List every line in this data where the string "الجبابرة" occurs.

+++ PROVIDED DATA +++

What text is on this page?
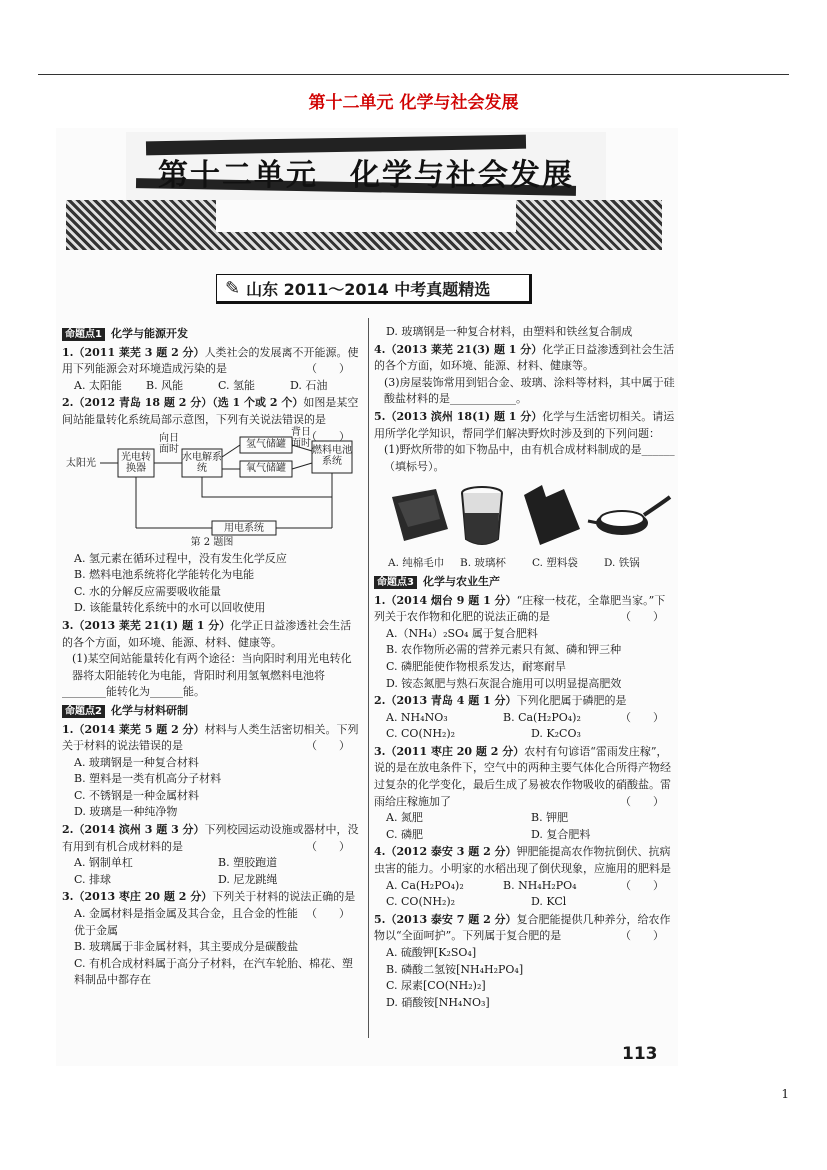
第十二单元 化学与社会发展
第十二单元　化学与社会发展
✎ 山东 2011～2014 中考真题精选
命题点1 化学与能源开发
1.（2011 莱芜 3 题 2 分）人类社会的发展离不开能源。使用下列能源会对环境造成污染的是	（　　）
A. 太阳能	B. 风能	C. 氢能	D. 石油
2.（2012 青岛 18 题 2 分）（选 1 个或 2 个）如图是某空间站能量转化系统局部示意图，下列有关说法错误的是
（　　）
太阳光
光电转换器
向日面时
水电解系统
氢气储罐
氧气储罐
背日面时
燃料电池系统
用电系统
第 2 题图
A. 氢元素在循环过程中，没有发生化学反应
B. 燃料电池系统将化学能转化为电能
C. 水的分解反应需要吸收能量
D. 该能量转化系统中的水可以回收使用
3.（2013 莱芜 21(1) 题 1 分）化学正日益渗透社会生活的各个方面，如环境、能源、材料、健康等。
(1)某空间站能量转化有两个途径：当向阳时利用光电转化器将太阳能转化为电能，背阳时利用氢氧燃料电池将
________能转化为______能。
命题点2 化学与材料研制
1.（2014 莱芜 5 题 2 分）材料与人类生活密切相关。下列关于材料的说法错误的是	（　　）
A. 玻璃钢是一种复合材料
B. 塑料是一类有机高分子材料
C. 不锈钢是一种金属材料
D. 玻璃是一种纯净物
2.（2014 滨州 3 题 3 分）下列校园运动设施或器材中，没有用到有机合成材料的是	（　　）
A. 钢制单杠	B. 塑胶跑道
C. 排球	D. 尼龙跳绳
3.（2013 枣庄 20 题 2 分）下列关于材料的说法正确的是
（　　）
A. 金属材料是指金属及其合金，且合金的性能优于金属
B. 玻璃属于非金属材料，其主要成分是碳酸盐
C. 有机合成材料属于高分子材料，在汽车轮胎、棉花、塑料制品中都存在
D. 玻璃钢是一种复合材料，由塑料和铁丝复合制成
4.（2013 莱芜 21(3) 题 1 分）化学正日益渗透到社会生活的各个方面，如环境、能源、材料、健康等。
(3)房屋装饰常用到铝合金、玻璃、涂料等材料，其中属于硅酸盐材料的是____________。
5.（2013 滨州 18(1) 题 1 分）化学与生活密切相关。请运用所学化学知识，帮同学们解决野炊时涉及到的下列问题：
(1)野炊所带的如下物品中，由有机合成材料制成的是______（填标号）。
A. 纯棉毛巾	B. 玻璃杯	C. 塑料袋	D. 铁锅
命题点3 化学与农业生产
1.（2014 烟台 9 题 1 分）“庄稼一枝花，全靠肥当家。”下列关于农作物和化肥的说法正确的是	（　　）
A.（NH₄）₂SO₄ 属于复合肥料
B. 农作物所必需的营养元素只有氮、磷和钾三种
C. 磷肥能使作物根系发达，耐寒耐旱
D. 铵态氮肥与熟石灰混合施用可以明显提高肥效
2.（2013 青岛 4 题 1 分）下列化肥属于磷肥的是
（　　）
A. NH₄NO₃	B. Ca(H₂PO₄)₂
C. CO(NH₂)₂	D. K₂CO₃
3.（2011 枣庄 20 题 2 分）农村有句谚语“雷雨发庄稼”，说的是在放电条件下，空气中的两种主要气体化合所得产物经过复杂的化学变化，最后生成了易被农作物吸收的硝酸盐。雷雨给庄稼施加了	（　　）
A. 氮肥	B. 钾肥
C. 磷肥	D. 复合肥料
4.（2012 泰安 3 题 2 分）钾肥能提高农作物抗倒伏、抗病虫害的能力。小明家的水稻出现了倒伏现象，应施用的肥料是
（　　）
A. Ca(H₂PO₄)₂	B. NH₄H₂PO₄
C. CO(NH₂)₂	D. KCl
5.（2013 泰安 7 题 2 分）复合肥能提供几种养分，给农作物以“全面呵护”。下列属于复合肥的是	（　　）
A. 硫酸钾[K₂SO₄]
B. 磷酸二氢铵[NH₄H₂PO₄]
C. 尿素[CO(NH₂)₂]
D. 硝酸铵[NH₄NO₃]
113
1
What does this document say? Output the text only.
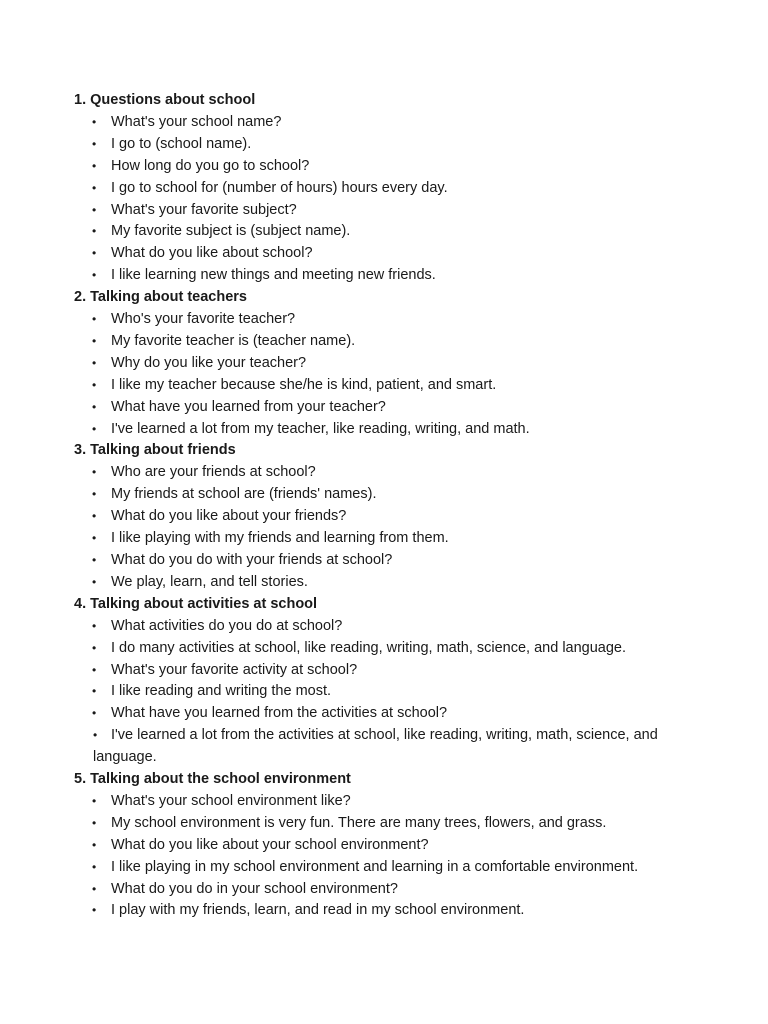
1. Questions about school
• What's your school name?
• I go to (school name).
• How long do you go to school?
• I go to school for (number of hours) hours every day.
• What's your favorite subject?
• My favorite subject is (subject name).
• What do you like about school?
• I like learning new things and meeting new friends.
2. Talking about teachers
• Who's your favorite teacher?
• My favorite teacher is (teacher name).
• Why do you like your teacher?
• I like my teacher because she/he is kind, patient, and smart.
• What have you learned from your teacher?
• I've learned a lot from my teacher, like reading, writing, and math.
3. Talking about friends
• Who are your friends at school?
• My friends at school are (friends' names).
• What do you like about your friends?
• I like playing with my friends and learning from them.
• What do you do with your friends at school?
• We play, learn, and tell stories.
4. Talking about activities at school
• What activities do you do at school?
• I do many activities at school, like reading, writing, math, science, and language.
• What's your favorite activity at school?
• I like reading and writing the most.
• What have you learned from the activities at school?
• I've learned a lot from the activities at school, like reading, writing, math, science, and language.
5. Talking about the school environment
• What's your school environment like?
• My school environment is very fun. There are many trees, flowers, and grass.
• What do you like about your school environment?
• I like playing in my school environment and learning in a comfortable environment.
• What do you do in your school environment?
• I play with my friends, learn, and read in my school environment.
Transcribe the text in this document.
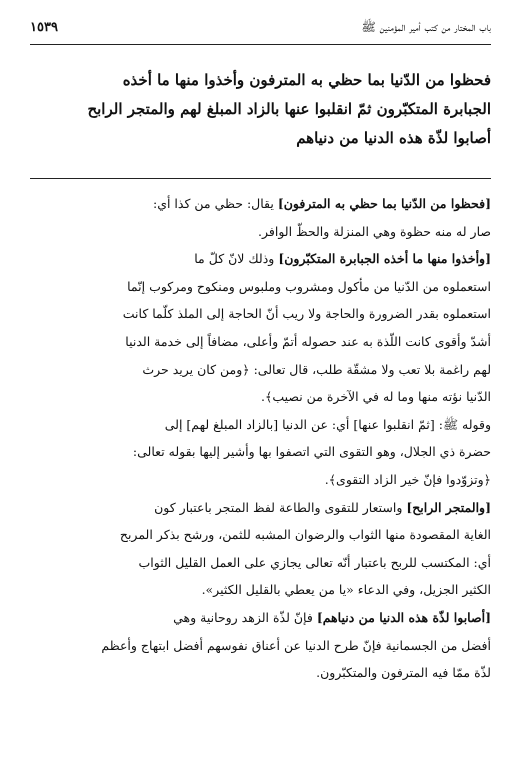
باب المختار من كتب أمير المؤمنين ﷺ
١٥٣٩
فحظوا من الدّنيا بما حظي به المترفون وأخذوا منها ما أخذه
الجبابرة المتكبّرون ثمّ انقلبوا عنها بالزاد المبلغ لهم والمتجر الرابح
أصابوا لذّة هذه الدنيا من دنياهم
[فحظوا من الدّنيا بما حظي به المترفون] يقال: حظي من كذا أي:
صار له منه حظوة وهي المنزلة والحظّ الوافر.
[وأخذوا منها ما أخذه الجبابرة المتكبّرون] وذلك لانّ كلّ ما
استعملوه من الدّنيا من مأكول ومشروب وملبوس ومنكوح ومركوب إنّما
استعملوه بقدر الضرورة والحاجة ولا ريب أنّ الحاجة إلى الملذ كلّما كانت
أشدّ وأقوى كانت اللّذة به عند حصوله أتمّ وأعلى، مضافاً إلى خدمة الدنيا
لهم راغمة بلا تعب ولا مشقّة طلب، قال تعالى: ﴿ومن كان يريد حرث
الدّنيا نؤته منها وما له في الآخرة من نصيب﴾.
وقوله ﷺ: [ثمّ انقلبوا عنها] أي: عن الدنيا [بالزاد المبلغ لهم] إلى
حضرة ذي الجلال، وهو التقوى التي اتصفوا بها وأشير إليها بقوله تعالى:
﴿وتزوّدوا فإنّ خير الزاد التقوى﴾.
[والمتجر الرابح] واستعار للتقوى والطاعة لفظ المتجر باعتبار كون
الغاية المقصودة منها الثواب والرضوان المشبه للثمن، ورشح بذكر المربح
أي: المكتسب للربح باعتبار أنّه تعالى يجازي على العمل القليل الثواب
الكثير الجزيل، وفي الدعاء «يا من يعطي بالقليل الكثير».
[أصابوا لذّة هذه الدنيا من دنياهم] فإنّ لذّة الزهد روحانية وهي
أفضل من الجسمانية فإنّ طرح الدنيا عن أعناق نفوسهم أفضل ابتهاج وأعظم
لذّة ممّا فيه المترفون والمتكبّرون.
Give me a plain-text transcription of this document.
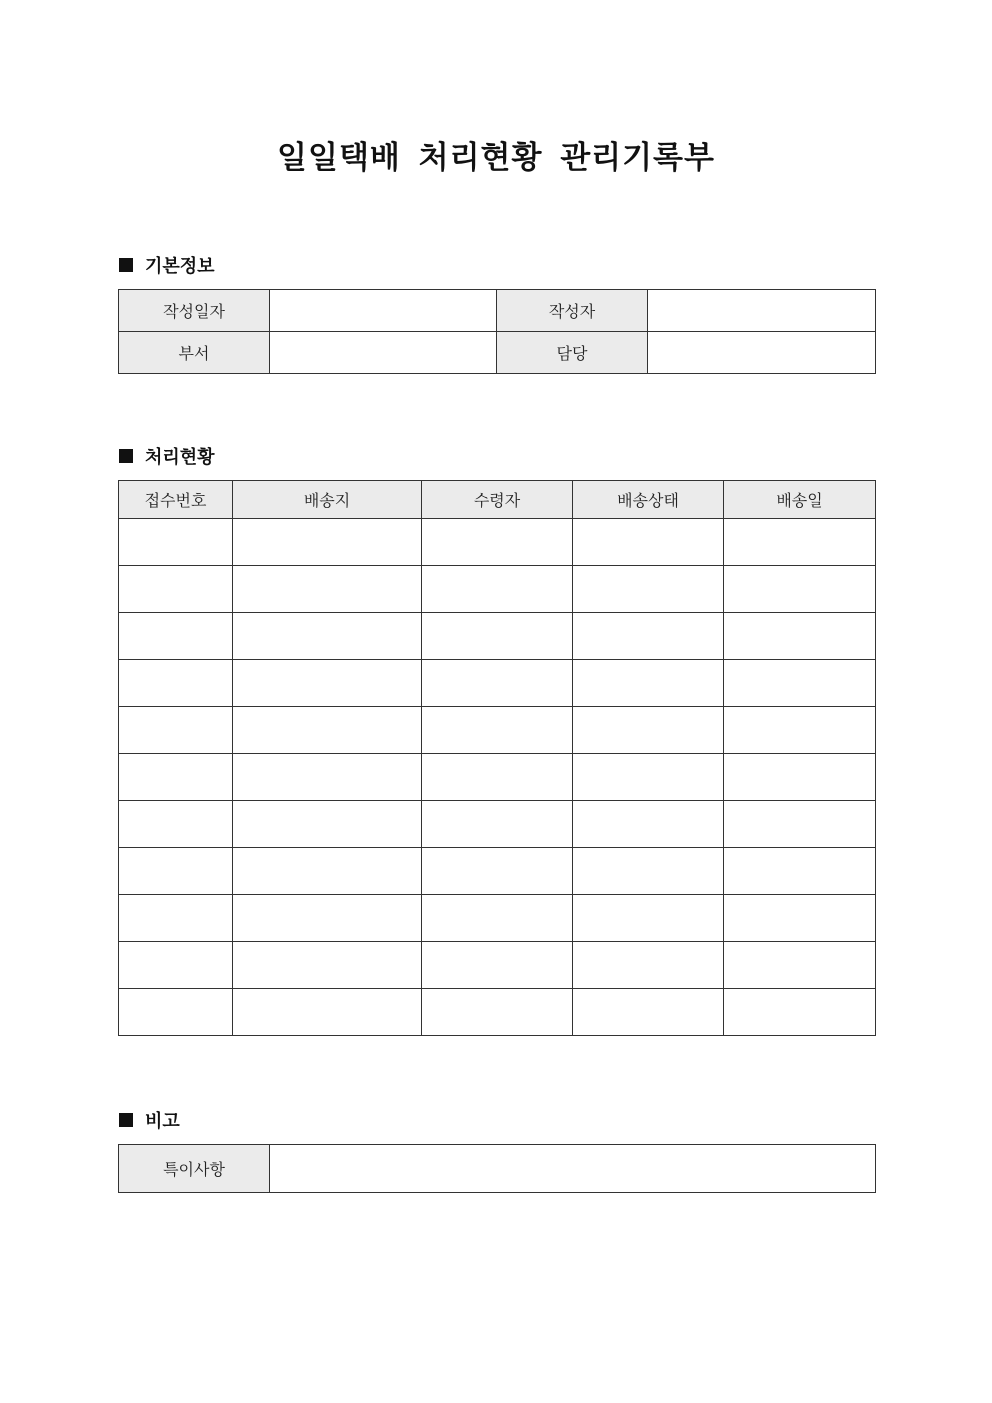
일일택배 처리현황 관리기록부
기본정보
작성일자		작성자	
부서		담당	
처리현황
접수번호	배송지	수령자	배송상태	배송일

비고
특이사항	
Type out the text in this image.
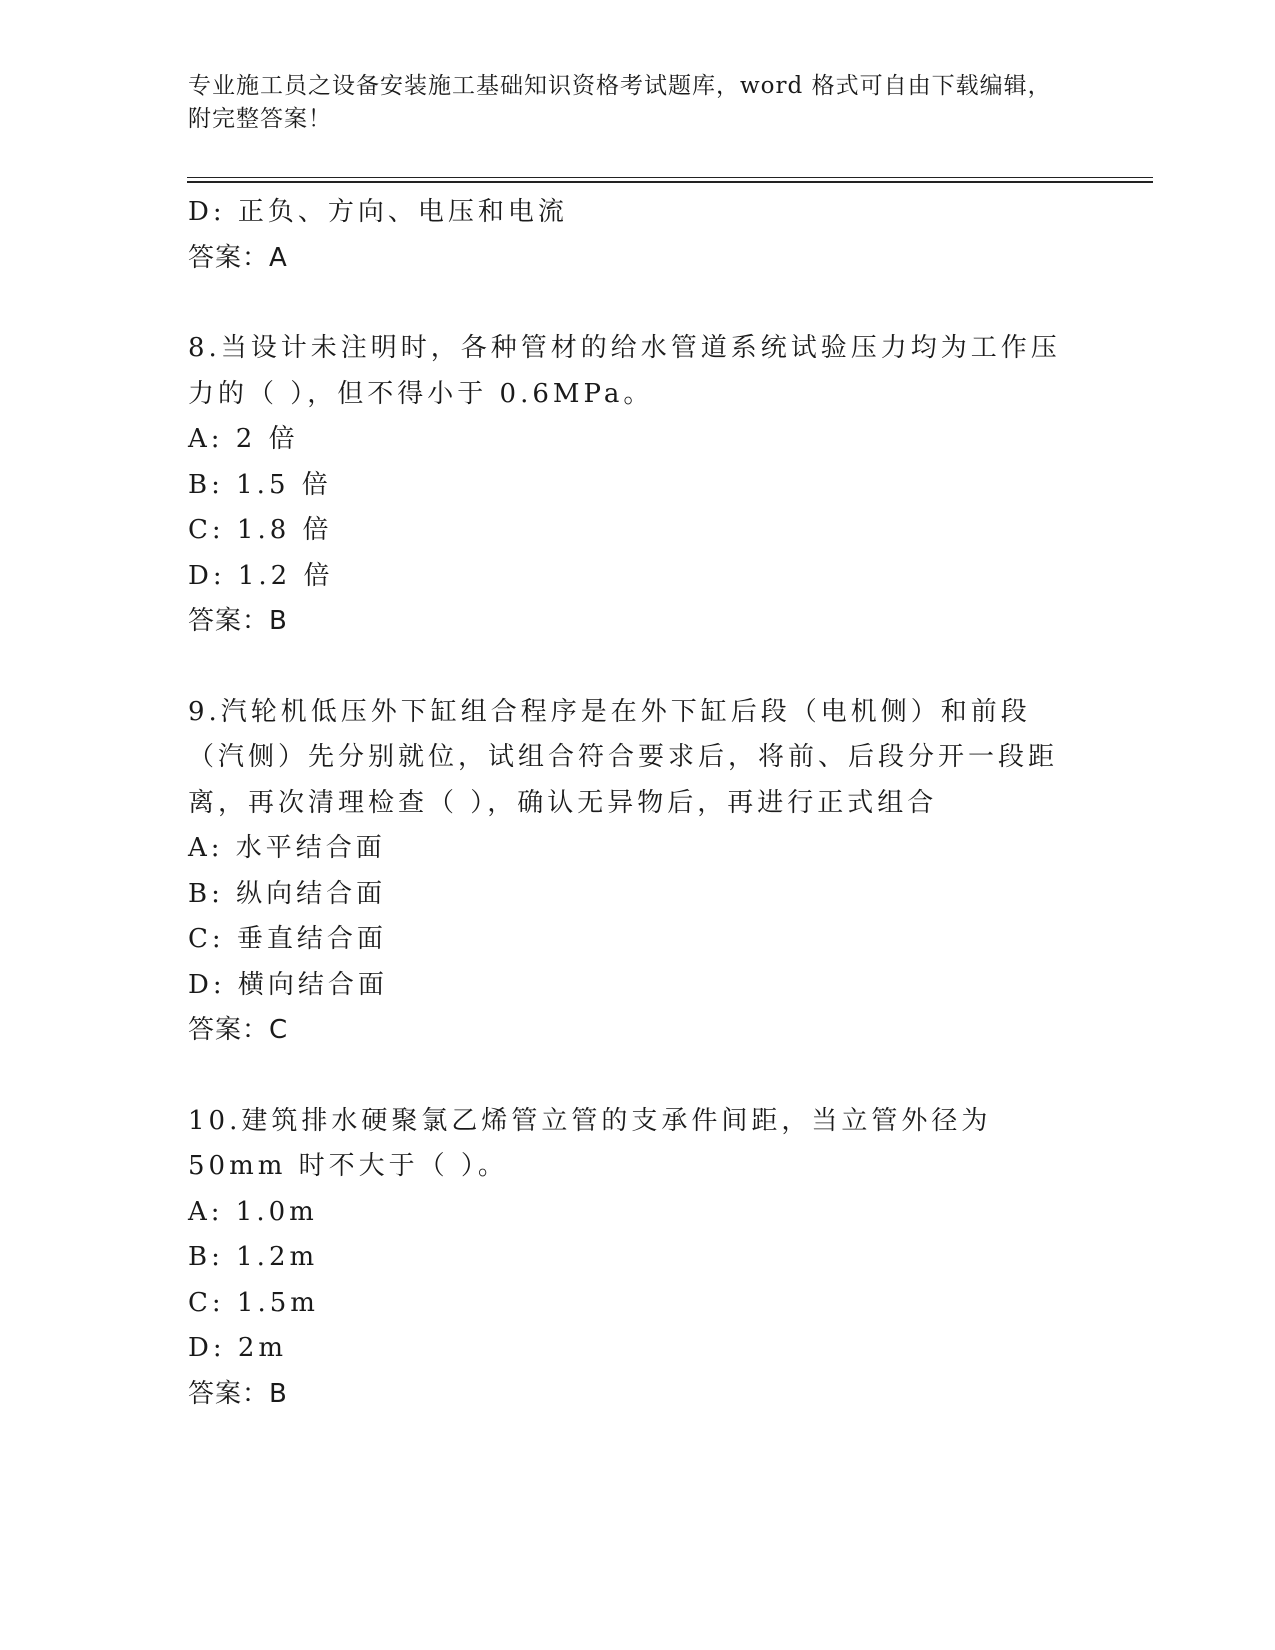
专业施工员之设备安装施工基础知识资格考试题库，word 格式可自由下载编辑，附完整答案！
D: 正负、方向、电压和电流
答案：A
8.当设计未注明时，各种管材的给水管道系统试验压力均为工作压力的（ ），但不得小于 0.6MPa。
A: 2 倍
B: 1.5 倍
C: 1.8 倍
D: 1.2 倍
答案：B
9.汽轮机低压外下缸组合程序是在外下缸后段（电机侧）和前段（汽侧）先分别就位，试组合符合要求后，将前、后段分开一段距离，再次清理检查（ ），确认无异物后，再进行正式组合
A: 水平结合面
B: 纵向结合面
C: 垂直结合面
D: 横向结合面
答案：C
10.建筑排水硬聚氯乙烯管立管的支承件间距，当立管外径为 50mm 时不大于（ ）。
A: 1.0m
B: 1.2m
C: 1.5m
D: 2m
答案：B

+++

# TASK RESPONSE
الجبابرة المتكبّرون ثمّ انقلبوا عنها بالزاد المبلغ لهم والمتجر الرابح
[وأخذوا منها ما أخذه الجبابرة المتكبّرون] وذلك لانّ كلّ ما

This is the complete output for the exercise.